Collected data entries:
▬▬▬▬▬▬

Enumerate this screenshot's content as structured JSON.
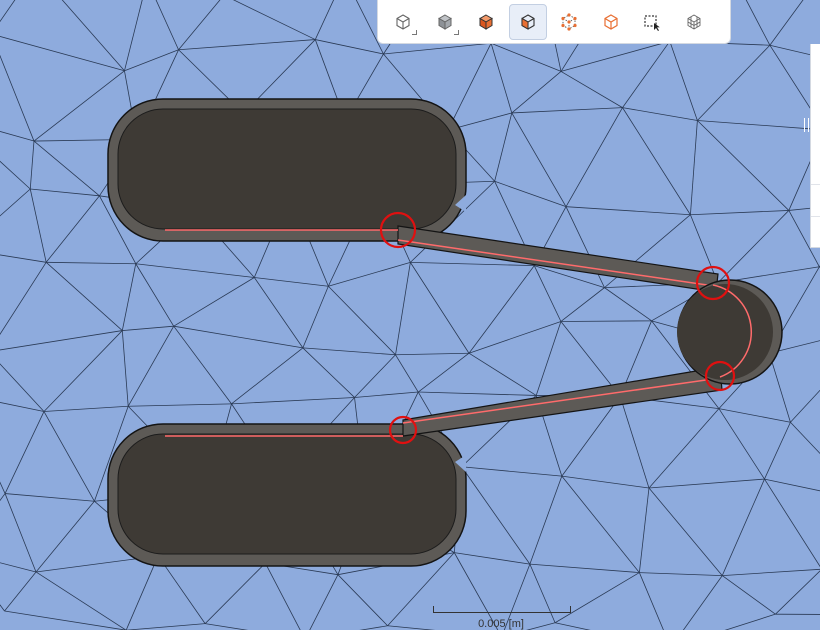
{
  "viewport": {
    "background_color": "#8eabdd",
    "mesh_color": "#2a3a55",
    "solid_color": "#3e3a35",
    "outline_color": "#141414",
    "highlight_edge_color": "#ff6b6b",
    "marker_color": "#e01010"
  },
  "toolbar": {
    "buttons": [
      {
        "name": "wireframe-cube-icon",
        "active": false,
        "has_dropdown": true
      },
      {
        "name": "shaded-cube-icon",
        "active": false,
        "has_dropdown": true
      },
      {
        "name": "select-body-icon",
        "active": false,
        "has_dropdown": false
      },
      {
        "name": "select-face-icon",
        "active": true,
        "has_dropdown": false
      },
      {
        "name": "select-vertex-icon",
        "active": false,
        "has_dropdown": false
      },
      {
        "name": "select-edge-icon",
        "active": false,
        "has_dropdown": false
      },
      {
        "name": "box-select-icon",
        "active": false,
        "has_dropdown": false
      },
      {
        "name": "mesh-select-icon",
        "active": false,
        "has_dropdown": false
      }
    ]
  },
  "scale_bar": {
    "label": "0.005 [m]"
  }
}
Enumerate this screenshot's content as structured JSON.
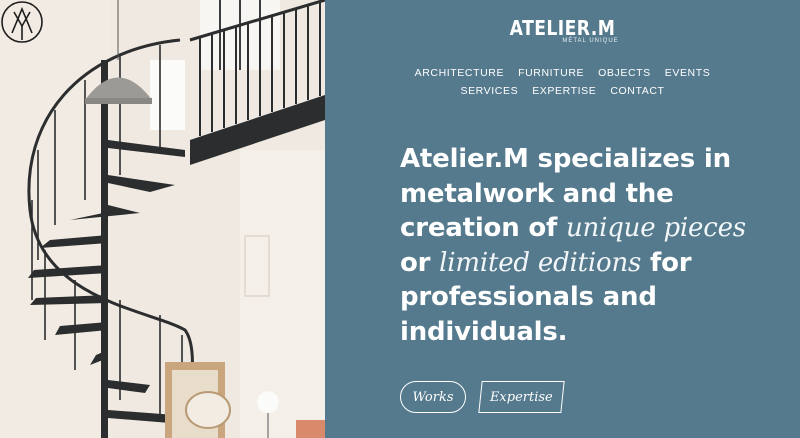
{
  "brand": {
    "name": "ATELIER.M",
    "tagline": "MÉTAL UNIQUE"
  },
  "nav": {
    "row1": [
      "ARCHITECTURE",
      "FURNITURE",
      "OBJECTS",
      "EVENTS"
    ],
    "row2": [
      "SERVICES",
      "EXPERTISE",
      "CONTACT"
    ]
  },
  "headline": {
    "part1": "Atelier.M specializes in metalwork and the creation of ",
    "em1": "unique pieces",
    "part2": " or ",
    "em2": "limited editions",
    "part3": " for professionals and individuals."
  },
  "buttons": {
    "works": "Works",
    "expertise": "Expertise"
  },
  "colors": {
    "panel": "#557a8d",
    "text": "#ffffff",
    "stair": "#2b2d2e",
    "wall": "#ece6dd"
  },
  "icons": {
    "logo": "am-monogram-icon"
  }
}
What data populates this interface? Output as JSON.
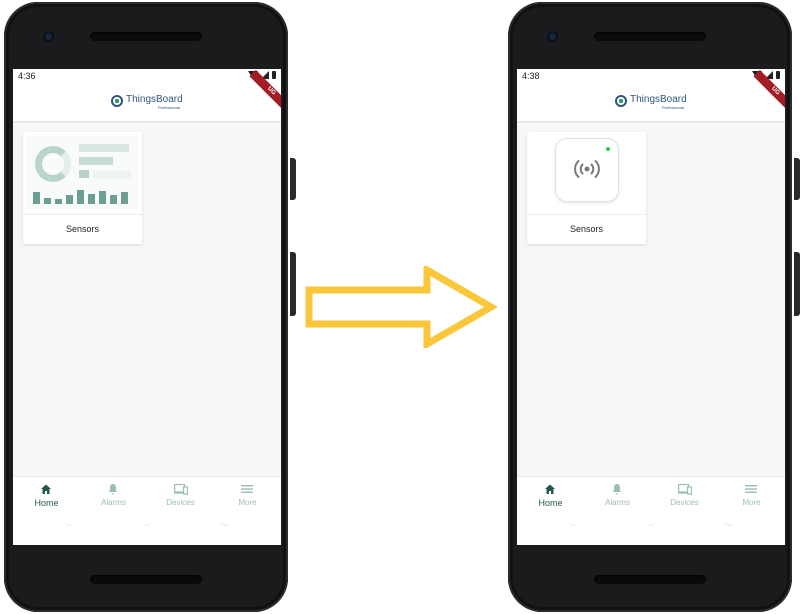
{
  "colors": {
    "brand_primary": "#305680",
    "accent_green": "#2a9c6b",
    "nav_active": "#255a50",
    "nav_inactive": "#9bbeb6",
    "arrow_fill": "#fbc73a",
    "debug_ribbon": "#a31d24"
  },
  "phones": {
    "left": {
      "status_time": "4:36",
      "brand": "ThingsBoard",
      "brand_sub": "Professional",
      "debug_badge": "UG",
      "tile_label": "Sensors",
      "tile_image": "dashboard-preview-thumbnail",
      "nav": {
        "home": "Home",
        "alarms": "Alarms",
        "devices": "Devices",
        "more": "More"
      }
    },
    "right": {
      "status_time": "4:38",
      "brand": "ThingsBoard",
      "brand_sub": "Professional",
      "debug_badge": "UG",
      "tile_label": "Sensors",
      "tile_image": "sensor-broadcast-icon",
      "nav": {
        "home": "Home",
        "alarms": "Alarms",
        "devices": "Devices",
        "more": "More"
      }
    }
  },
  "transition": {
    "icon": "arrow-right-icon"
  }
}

▬▬▬▬▬▬

[The task] Copy all lines from the material that include "select".

[Solution for this task]
        "name": "select-body-icon",
        "name": "select-face-icon",
        "name": "select-vertex-icon",
        "name": "select-edge-icon",
        "name": "box-select-icon",
        "name": "mesh-select-icon",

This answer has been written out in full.